— Task —
Every record below should be written out exactly; pictures stay out.

◇ ◇ ◇ ◇ ◇

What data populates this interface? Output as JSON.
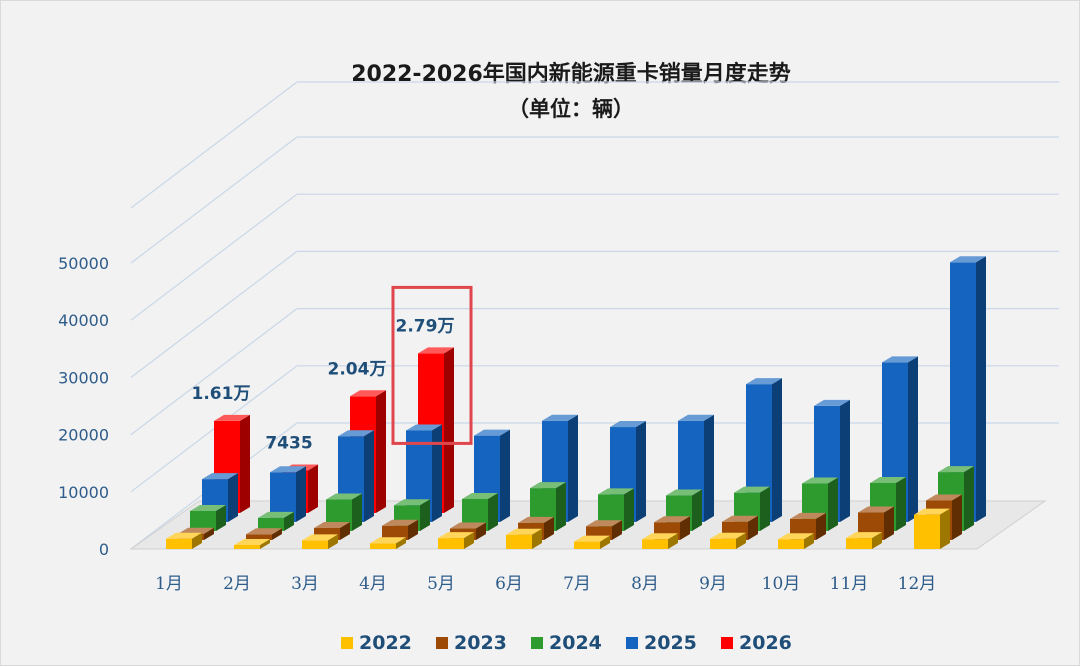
{
  "chart_data": {
    "type": "bar",
    "title": "2022-2026年国内新能源重卡销量月度走势",
    "subtitle": "（单位：辆）",
    "categories": [
      "1月",
      "2月",
      "3月",
      "4月",
      "5月",
      "6月",
      "7月",
      "8月",
      "9月",
      "10月",
      "11月",
      "12月"
    ],
    "yticks": [
      "0",
      "10000",
      "20000",
      "30000",
      "40000",
      "50000"
    ],
    "ylim": [
      0,
      50000
    ],
    "series": [
      {
        "name": "2022",
        "color": "#ffc000",
        "values": [
          1800,
          700,
          1500,
          1000,
          1900,
          2500,
          1300,
          1700,
          1800,
          1700,
          1900,
          6000
        ]
      },
      {
        "name": "2023",
        "color": "#9c4a06",
        "values": [
          1100,
          1000,
          2100,
          2500,
          2000,
          3000,
          2400,
          3100,
          3200,
          3700,
          4800,
          6900
        ]
      },
      {
        "name": "2024",
        "color": "#2e9b2e",
        "values": [
          3500,
          2300,
          5500,
          4500,
          5600,
          7500,
          6400,
          6200,
          6700,
          8300,
          8400,
          10300
        ]
      },
      {
        "name": "2025",
        "color": "#1565c0",
        "values": [
          7500,
          8700,
          15000,
          16000,
          15100,
          17700,
          16600,
          17700,
          24100,
          20300,
          27900,
          45400
        ]
      },
      {
        "name": "2026",
        "color": "#ff0000",
        "values": [
          16100,
          7435,
          20400,
          27900,
          null,
          null,
          null,
          null,
          null,
          null,
          null,
          null
        ]
      }
    ],
    "annotations": [
      {
        "text": "1.61万",
        "category": "1月",
        "series": "2026"
      },
      {
        "text": "7435",
        "category": "2月",
        "series": "2026"
      },
      {
        "text": "2.04万",
        "category": "3月",
        "series": "2026"
      },
      {
        "text": "2.79万",
        "category": "4月",
        "series": "2026"
      }
    ],
    "highlight": {
      "category": "4月",
      "series": "2026",
      "color": "#e0474c"
    },
    "grid": true,
    "legend_position": "bottom",
    "chart_style": "3d-clustered-column"
  }
}
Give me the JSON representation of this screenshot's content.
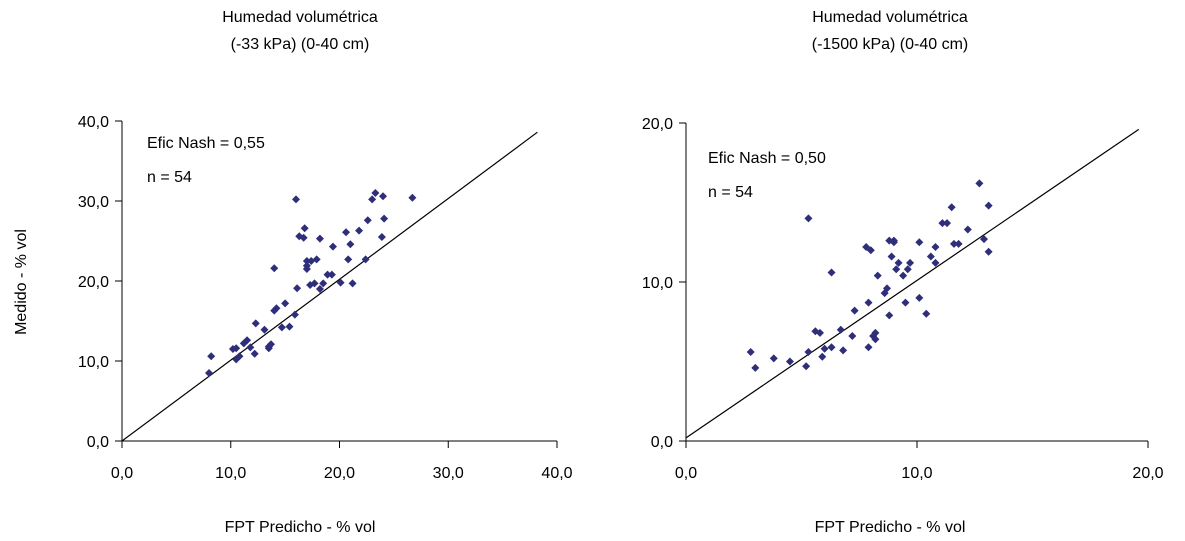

◇ ◇ ◇ ◇ ◇

— Result —
What data populates this interface? Output as JSON.
{
  "chart_data": {
    "type": "bar",
    "title": "2022-2026年国内新能源重卡销量月度走势",
    "subtitle": "（单位：辆）",
    "categories": [
      "1月",
      "2月",
      "3月",
      "4月",
      "5月",
      "6月",
      "7月",
      "8月",
      "9月",
      "10月",
      "11月",
      "12月"
    ],
    "yticks": [
      "0",
      "10000",
      "20000",
      "30000",
      "40000",
      "50000"
    ],
    "ylim": [
      0,
      50000
    ],
    "series": [
      {
        "name": "2022",
        "color": "#ffc000",
        "values": [
          1800,
          700,
          1500,
          1000,
          1900,
          2500,
          1300,
          1700,
          1800,
          1700,
          1900,
          6000
        ]
      },
      {
        "name": "2023",
        "color": "#9c4a06",
        "values": [
          1100,
          1000,
          2100,
          2500,
          2000,
          3000,
          2400,
          3100,
          3200,
          3700,
          4800,
          6900
        ]
      },
      {
        "name": "2024",
        "color": "#2e9b2e",
        "values": [
          3500,
          2300,
          5500,
          4500,
          5600,
          7500,
          6400,
          6200,
          6700,
          8300,
          8400,
          10300
        ]
      },
      {
        "name": "2025",
        "color": "#1565c0",
        "values": [
          7500,
          8700,
          15000,
          16000,
          15100,
          17700,
          16600,
          17700,
          24100,
          20300,
          27900,
          45400
        ]
      },
      {
        "name": "2026",
        "color": "#ff0000",
        "values": [
          16100,
          7435,
          20400,
          27900,
          null,
          null,
          null,
          null,
          null,
          null,
          null,
          null
        ]
      }
    ],
    "annotations": [
      {
        "text": "1.61万",
        "category": "1月",
        "series": "2026"
      },
      {
        "text": "7435",
        "category": "2月",
        "series": "2026"
      },
      {
        "text": "2.04万",
        "category": "3月",
        "series": "2026"
      },
      {
        "text": "2.79万",
        "category": "4月",
        "series": "2026"
      }
    ],
    "highlight": {
      "category": "4月",
      "series": "2026",
      "color": "#e0474c"
    },
    "grid": true,
    "legend_position": "bottom",
    "chart_style": "3d-clustered-column"
  }
}
Give me the JSON representation of this screenshot's content.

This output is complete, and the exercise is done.